Short problem →
Each line below is to be written out in full, exactly as shown.

(Extracts from a graphics dataset)

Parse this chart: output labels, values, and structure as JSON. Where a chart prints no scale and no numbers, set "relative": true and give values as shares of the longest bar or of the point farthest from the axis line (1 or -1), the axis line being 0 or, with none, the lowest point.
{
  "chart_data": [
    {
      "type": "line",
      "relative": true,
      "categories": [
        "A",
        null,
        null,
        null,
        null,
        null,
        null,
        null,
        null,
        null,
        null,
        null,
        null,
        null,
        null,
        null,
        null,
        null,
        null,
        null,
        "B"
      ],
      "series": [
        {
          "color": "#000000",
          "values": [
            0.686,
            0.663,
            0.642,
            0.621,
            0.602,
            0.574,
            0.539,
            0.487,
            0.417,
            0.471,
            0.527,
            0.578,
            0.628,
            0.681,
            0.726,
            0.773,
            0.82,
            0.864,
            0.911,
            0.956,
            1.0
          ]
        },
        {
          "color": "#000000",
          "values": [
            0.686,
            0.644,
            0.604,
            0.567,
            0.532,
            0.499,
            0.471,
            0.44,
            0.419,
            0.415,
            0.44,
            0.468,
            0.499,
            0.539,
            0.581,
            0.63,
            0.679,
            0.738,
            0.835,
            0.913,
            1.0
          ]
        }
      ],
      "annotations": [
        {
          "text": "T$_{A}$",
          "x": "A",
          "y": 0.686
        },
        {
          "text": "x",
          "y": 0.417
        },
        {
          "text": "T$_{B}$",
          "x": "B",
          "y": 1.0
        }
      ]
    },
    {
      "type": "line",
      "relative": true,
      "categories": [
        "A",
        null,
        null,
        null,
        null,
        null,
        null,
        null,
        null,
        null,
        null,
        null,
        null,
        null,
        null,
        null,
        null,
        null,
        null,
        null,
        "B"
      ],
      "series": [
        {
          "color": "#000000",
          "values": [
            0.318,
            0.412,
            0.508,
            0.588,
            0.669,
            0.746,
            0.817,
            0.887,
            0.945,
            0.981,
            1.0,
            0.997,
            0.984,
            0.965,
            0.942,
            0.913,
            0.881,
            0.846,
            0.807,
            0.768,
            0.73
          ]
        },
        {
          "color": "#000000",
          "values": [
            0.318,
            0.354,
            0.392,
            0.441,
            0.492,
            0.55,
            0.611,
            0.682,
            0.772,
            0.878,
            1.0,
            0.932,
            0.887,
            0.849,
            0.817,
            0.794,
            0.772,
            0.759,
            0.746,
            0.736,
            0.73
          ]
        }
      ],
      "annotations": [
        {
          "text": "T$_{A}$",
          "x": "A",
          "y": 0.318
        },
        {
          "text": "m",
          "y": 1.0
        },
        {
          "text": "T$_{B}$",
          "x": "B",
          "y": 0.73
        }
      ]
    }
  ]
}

Right answer →
Parse this chart: output labels, values, and structure as JSON. Where a chart prints no scale and no numbers, set "relative": true and give values as shares of the longest bar or of the point farthest from the axis line (1 or -1), the axis line being 0 or, with none, the lowest point.
{
  "chart_data": [
    {
      "type": "line",
      "relative": true,
      "categories": [
        "A",
        null,
        null,
        null,
        null,
        null,
        null,
        null,
        null,
        null,
        null,
        null,
        null,
        null,
        null,
        null,
        null,
        null,
        null,
        null,
        "B"
      ],
      "series": [
        {
          "color": "#000000",
          "values": [
            0.686,
            0.663,
            0.642,
            0.621,
            0.602,
            0.574,
            0.539,
            0.487,
            0.417,
            0.471,
            0.527,
            0.578,
            0.628,
            0.681,
            0.726,
            0.773,
            0.82,
            0.864,
            0.911,
            0.956,
            1.0
          ]
        },
        {
          "color": "#000000",
          "values": [
            0.686,
            0.644,
            0.604,
            0.567,
            0.532,
            0.499,
            0.471,
            0.44,
            0.419,
            0.415,
            0.44,
            0.468,
            0.499,
            0.539,
            0.581,
            0.63,
            0.679,
            0.738,
            0.835,
            0.913,
            1.0
          ]
        }
      ],
      "annotations": [
        {
          "text": "T$_{A}$",
          "x": "A",
          "y": 0.686
        },
        {
          "text": "x",
          "y": 0.417
        },
        {
          "text": "T$_{B}$",
          "x": "B",
          "y": 1.0
        }
      ]
    },
    {
      "type": "line",
      "relative": true,
      "categories": [
        "A",
        null,
        null,
        null,
        null,
        null,
        null,
        null,
        null,
        null,
        null,
        null,
        null,
        null,
        null,
        null,
        null,
        null,
        null,
        null,
        "B"
      ],
      "series": [
        {
          "color": "#000000",
          "values": [
            0.318,
            0.412,
            0.508,
            0.588,
            0.669,
            0.746,
            0.817,
            0.887,
            0.945,
            0.981,
            1.0,
            0.997,
            0.984,
            0.965,
            0.942,
            0.913,
            0.881,
            0.846,
            0.807,
            0.768,
            0.73
          ]
        },
        {
          "color": "#000000",
          "values": [
            0.318,
            0.354,
            0.392,
            0.441,
            0.492,
            0.55,
            0.611,
            0.682,
            0.772,
            0.878,
            1.0,
            0.932,
            0.887,
            0.849,
            0.817,
            0.794,
            0.772,
            0.759,
            0.746,
            0.736,
            0.73
          ]
        }
      ],
      "annotations": [
        {
          "text": "T$_{A}$",
          "x": "A",
          "y": 0.318
        },
        {
          "text": "m",
          "y": 1.0
        },
        {
          "text": "T$_{B}$",
          "x": "B",
          "y": 0.73
        }
      ]
    }
  ]
}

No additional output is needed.